To do.
a. For the article on Dallas Clark's retirement, decide whether each statement agrees with it, answering yes or no and quoting the deciding words. (i) Clark joined the Colts as a first-round pick in 2003. (ii) Clark caught six passes against Chicago in the Super Bowl. (iii) Indianapolis won at least 12 games in seven consecutive seasons.
b. Using the article on Dallas Clark's retirement, answer these questions:
(i) In which season did Clark reach 100 receptions?
(ii) What was the final score of the divisional-round win at Baltimore?
(iii) Which receiver does Peyton Manning say was injured during the 2006 playoff run?

Passage provided.
-- start --

INDIANAPOLIS – In a ceremony befitting a model player and person, Dallas Clark retired officially today as an Indianapolis Colt.
“Dallas is such a great, great football player that really elevated the horseshoe almost to another level when he came in,” said Colts Owner and CEO Jim Irsay. “He was an incredible player, such a great man, such a playful person – a child at heart.
“He was such a joy to have, so much courage. Dallas would go over the middle, (come) down with the ball, (move) the chains. Dallas came to a franchise that had one of the greatest tight ends in NFL history and was able to surpass virtually every record John Mackey had set.
“As great a player as he was, the person is even greater.”
“Everyone has different experiences in the NFL. To get there is every kid’s ultimate dream,” said Clark. “For me to get with a team that was loaded with so many not just great athletes but people, it was a jackpot – a complete jackpot.
“For Mr. Irsay and Bill Polian to put it all together, for the coaches to put us in a position to win and for the players to come together, and to be just a small part of it, was awesome.”
Clark was the club’s first-round pick in 2003, a year that began a record-setting time for the franchise.
Indianapolis won 12 or more games a league-record seven straight seasons. Among a constellation of offensive stars, Clark’s abilities allowed the Colts a freedom to exploit matchups continuously.
“Dallas was the perfect fit for the offense we had,” said Tony Dungy. “He could play in tight in a normal tight end role, but we could split him out and go in a three-wide receiver look without substituting.
“A lot of times, we’d see who opponents would put on him. If they had linebackers on him, we’d split him out and get the mismatch. If they put nickel defenders on him, we’d bring him in tight and run. Dallas was a matchup problem and allowed us to be multiple. That was a big weapon.”
In a career where Clark topped 500 receptions, including becoming the second NFL tight end ever with 100 seasonal receptions (2009), he may have been at his destructive best in the playoffs after the 2006 season.
In four games culminating in a world title, Clark had 21 receptions for 347 yards, the most by a tight end in one post-season, while his catches fell one shy of matching the record.
“We had receivers get hurt in the Super Bowl run,” said Dungy. “He basically played a wide receiver position a lot for us in the AFC Championship game and Super Bowl XLI. That ability was huge.”
Clark had a late third-down reception at Baltimore in the divisional round to help ice a 15-6 win. That catch, which he terms his “favorite,” set the table for six receptions for 137 yards against New England in the AFC title game. Clark had four receptions against Chicago in the Super Bowl.
“His 2006 playoff run in my opinion will go down as one of the most impressive accomplishments for any tight end,” said Peyton Manning. “Basically, he was our slot receiver for that entire playoff run when Brandon Stokley got injured. Teams were playing defensive backs and cornerbacks on him, and it didn’t matter. He was still getting open.

-- end --

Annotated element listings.
-- start --

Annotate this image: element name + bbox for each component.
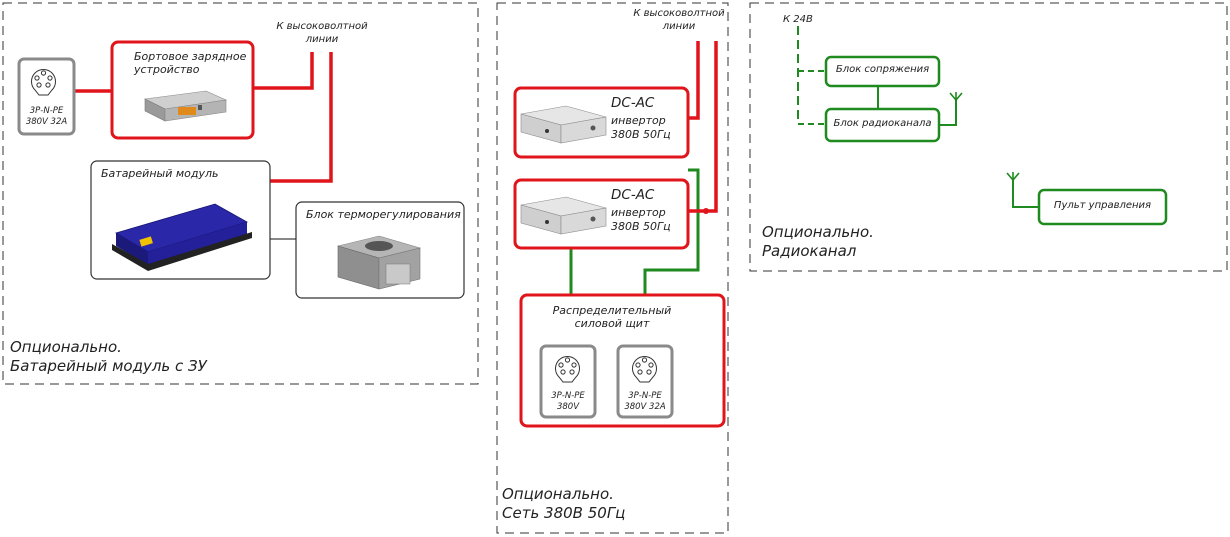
battery-module-image bbox=[112, 203, 252, 271]
battery-module-label: Батарейный модуль bbox=[101, 167, 219, 180]
zone-battery-label-line1: Опционально. bbox=[10, 338, 122, 356]
power-lines-network bbox=[688, 41, 718, 213]
panel-socket-2-icon bbox=[632, 356, 657, 383]
panel-label-1: Распределительный bbox=[552, 304, 672, 317]
hv-line-right-label-1: К высоковолтной bbox=[633, 8, 725, 19]
inverter-2-line1: инвертор bbox=[611, 206, 666, 219]
zone-radio-frame bbox=[749, 2, 1228, 272]
antenna-icon bbox=[949, 92, 963, 101]
power-lines-battery bbox=[74, 52, 333, 183]
hv-line-right-label-2: линии bbox=[662, 21, 696, 32]
zone-radio-label-line2: Радиоканал bbox=[762, 242, 857, 260]
hv-line-left-label-2: линии bbox=[305, 34, 339, 45]
charger-label-1: Бортовое зарядное bbox=[134, 50, 247, 63]
inverter-2-image bbox=[520, 196, 607, 235]
inverter-2-line2: 380В 50Гц bbox=[611, 220, 671, 233]
zone-battery-label-line2: Батарейный модуль с ЗУ bbox=[10, 357, 207, 375]
panel-socket-2-label-2: 380V 32A bbox=[624, 402, 666, 412]
zone-network-label-line2: Сеть 380В 50Гц bbox=[502, 504, 626, 522]
zone-radio-label-line1: Опционально. bbox=[762, 223, 874, 241]
charger-device-image bbox=[143, 90, 228, 122]
panel-socket-1-icon bbox=[555, 356, 580, 383]
panel-socket-1-label-2: 380V bbox=[556, 402, 580, 412]
zone-network-label-line1: Опционально. bbox=[502, 485, 614, 503]
charger-frame bbox=[110, 40, 255, 140]
thermo-unit-label: Блок терморегулирования bbox=[306, 208, 461, 221]
control-lines-network bbox=[569, 168, 700, 295]
charger-label-2: устройство bbox=[134, 63, 200, 76]
socket-left bbox=[17, 57, 76, 136]
remote-label: Пульт управления bbox=[1053, 200, 1152, 211]
zone-network-frame bbox=[496, 2, 729, 534]
socket-left-label-2: 380V 32A bbox=[25, 117, 68, 127]
radio-block-frame bbox=[824, 107, 941, 143]
remote-frame bbox=[1037, 188, 1168, 226]
radio-supply-label: К 24В bbox=[783, 14, 813, 25]
panel-socket-2-label-1: 3Р-N-PE bbox=[628, 391, 662, 401]
zone-battery-frame bbox=[2, 2, 479, 385]
radio-bus-lines bbox=[797, 26, 1039, 208]
inverter-2-title: DC-AC bbox=[611, 187, 655, 203]
remote-antenna-icon bbox=[1006, 172, 1020, 181]
inverter-1-line2: 380В 50Гц bbox=[611, 128, 671, 141]
interface-block-label: Блок сопряжения bbox=[835, 64, 930, 75]
socket-left-label-1: 3Р-N-PE bbox=[29, 106, 64, 116]
panel-label-2: силовой щит bbox=[574, 317, 650, 330]
inverter-1-image bbox=[520, 105, 607, 144]
inverter-1-line1: инвертор bbox=[611, 114, 666, 127]
panel-socket-1-label-1: 3Р-N-PE bbox=[551, 391, 585, 401]
inverter-1-title: DC-AC bbox=[611, 95, 655, 111]
power-junction bbox=[703, 208, 709, 214]
socket-left-icon bbox=[31, 69, 56, 96]
thermo-unit-image bbox=[336, 235, 422, 290]
hv-line-left-label-1: К высоковолтной bbox=[276, 21, 368, 32]
radio-block-label: Блок радиоканала bbox=[833, 118, 932, 129]
interface-block-frame bbox=[824, 55, 941, 88]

-- end --

Completed exercise.
a.
(i) Yes: "Clark was the club’s first-round pick in 2003"
(ii) No: "Clark had four receptions against Chicago in the Super Bowl."
(iii) Yes: "Indianapolis won 12 or more games a league-record seven straight seasons."

b.
(i) 2009
(ii) 15-6
(iii) Brandon Stokley